**Task statement**
Look through the records below, and copy out every line that holds the string "will".
- - - - -
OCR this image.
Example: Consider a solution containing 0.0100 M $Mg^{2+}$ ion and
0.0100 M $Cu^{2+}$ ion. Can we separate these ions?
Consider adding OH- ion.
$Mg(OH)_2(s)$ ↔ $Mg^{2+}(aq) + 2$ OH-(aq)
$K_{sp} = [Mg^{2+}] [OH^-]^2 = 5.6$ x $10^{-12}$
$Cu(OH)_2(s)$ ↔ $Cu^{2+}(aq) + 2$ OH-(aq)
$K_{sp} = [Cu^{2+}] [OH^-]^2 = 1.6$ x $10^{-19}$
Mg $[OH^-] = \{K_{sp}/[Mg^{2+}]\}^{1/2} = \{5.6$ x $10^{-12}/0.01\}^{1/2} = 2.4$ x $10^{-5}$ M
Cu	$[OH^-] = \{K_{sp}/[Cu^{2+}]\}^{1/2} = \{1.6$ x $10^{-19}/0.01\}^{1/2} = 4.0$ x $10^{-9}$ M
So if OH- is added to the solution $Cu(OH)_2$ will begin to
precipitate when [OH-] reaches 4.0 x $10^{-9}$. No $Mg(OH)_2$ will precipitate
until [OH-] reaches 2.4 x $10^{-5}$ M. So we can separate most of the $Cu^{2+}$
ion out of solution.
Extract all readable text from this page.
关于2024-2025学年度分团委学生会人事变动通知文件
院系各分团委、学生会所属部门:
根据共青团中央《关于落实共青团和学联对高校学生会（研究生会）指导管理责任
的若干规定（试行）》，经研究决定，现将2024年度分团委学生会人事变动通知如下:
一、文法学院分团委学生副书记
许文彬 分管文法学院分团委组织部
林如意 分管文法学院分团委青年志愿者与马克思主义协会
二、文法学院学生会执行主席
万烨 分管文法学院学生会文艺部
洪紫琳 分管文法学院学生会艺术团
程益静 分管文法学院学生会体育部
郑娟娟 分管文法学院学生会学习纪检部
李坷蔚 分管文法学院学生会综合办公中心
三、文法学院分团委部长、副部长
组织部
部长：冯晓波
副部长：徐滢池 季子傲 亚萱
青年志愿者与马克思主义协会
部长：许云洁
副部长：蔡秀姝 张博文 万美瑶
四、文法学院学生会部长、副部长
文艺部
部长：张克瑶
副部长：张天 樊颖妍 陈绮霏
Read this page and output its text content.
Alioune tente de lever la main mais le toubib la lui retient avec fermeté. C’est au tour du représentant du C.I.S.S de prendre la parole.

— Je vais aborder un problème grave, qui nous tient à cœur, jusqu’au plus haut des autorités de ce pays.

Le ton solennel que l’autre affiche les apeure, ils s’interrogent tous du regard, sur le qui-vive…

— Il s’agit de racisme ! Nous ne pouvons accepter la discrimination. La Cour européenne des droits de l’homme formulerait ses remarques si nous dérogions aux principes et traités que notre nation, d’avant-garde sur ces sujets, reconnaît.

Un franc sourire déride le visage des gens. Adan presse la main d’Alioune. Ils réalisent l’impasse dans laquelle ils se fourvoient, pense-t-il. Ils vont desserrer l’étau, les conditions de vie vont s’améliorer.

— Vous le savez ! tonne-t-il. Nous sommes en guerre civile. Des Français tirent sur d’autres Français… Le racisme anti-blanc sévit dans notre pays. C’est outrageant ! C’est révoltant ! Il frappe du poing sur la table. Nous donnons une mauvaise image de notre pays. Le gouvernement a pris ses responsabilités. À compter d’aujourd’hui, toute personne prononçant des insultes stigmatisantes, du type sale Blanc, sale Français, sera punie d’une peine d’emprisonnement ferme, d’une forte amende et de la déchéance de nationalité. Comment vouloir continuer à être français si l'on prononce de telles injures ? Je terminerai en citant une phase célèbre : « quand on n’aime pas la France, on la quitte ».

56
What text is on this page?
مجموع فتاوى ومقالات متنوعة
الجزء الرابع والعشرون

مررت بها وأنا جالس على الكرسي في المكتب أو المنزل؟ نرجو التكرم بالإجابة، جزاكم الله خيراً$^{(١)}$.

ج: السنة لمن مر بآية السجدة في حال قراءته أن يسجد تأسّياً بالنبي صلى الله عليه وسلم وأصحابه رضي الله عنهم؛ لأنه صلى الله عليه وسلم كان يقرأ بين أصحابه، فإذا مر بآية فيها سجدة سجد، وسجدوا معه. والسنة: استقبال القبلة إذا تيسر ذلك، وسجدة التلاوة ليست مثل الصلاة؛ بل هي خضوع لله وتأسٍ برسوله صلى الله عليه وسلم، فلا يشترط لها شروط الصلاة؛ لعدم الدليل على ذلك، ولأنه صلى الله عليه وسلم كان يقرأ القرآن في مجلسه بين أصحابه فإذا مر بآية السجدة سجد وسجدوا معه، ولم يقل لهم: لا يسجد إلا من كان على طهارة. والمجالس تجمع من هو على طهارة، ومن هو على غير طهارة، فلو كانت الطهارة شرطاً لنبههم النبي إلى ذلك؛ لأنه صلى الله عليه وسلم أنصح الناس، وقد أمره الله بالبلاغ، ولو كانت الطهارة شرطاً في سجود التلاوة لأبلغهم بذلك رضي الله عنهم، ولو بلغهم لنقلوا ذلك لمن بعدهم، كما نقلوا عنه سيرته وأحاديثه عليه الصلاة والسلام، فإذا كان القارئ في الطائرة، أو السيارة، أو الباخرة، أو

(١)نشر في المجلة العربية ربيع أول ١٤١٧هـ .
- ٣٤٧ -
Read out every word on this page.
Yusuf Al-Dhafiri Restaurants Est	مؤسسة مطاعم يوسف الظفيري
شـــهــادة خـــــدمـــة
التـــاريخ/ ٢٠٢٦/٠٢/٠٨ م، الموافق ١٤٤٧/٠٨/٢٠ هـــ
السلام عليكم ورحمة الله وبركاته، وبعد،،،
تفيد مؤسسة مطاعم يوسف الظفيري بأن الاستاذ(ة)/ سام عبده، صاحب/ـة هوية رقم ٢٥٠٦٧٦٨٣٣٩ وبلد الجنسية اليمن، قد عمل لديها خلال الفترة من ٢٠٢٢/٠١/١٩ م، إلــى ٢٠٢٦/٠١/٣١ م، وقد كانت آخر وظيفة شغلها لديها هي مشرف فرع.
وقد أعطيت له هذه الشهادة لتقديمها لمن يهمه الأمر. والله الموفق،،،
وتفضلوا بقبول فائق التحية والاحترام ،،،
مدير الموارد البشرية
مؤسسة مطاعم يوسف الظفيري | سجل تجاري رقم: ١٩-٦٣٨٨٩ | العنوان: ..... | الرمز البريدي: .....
- - - - -
**Result below**
So if OH- is added to the solution $Cu(OH)_2$ will begin to
precipitate when [OH-] reaches 4.0 x $10^{-9}$. No $Mg(OH)_2$ will precipitate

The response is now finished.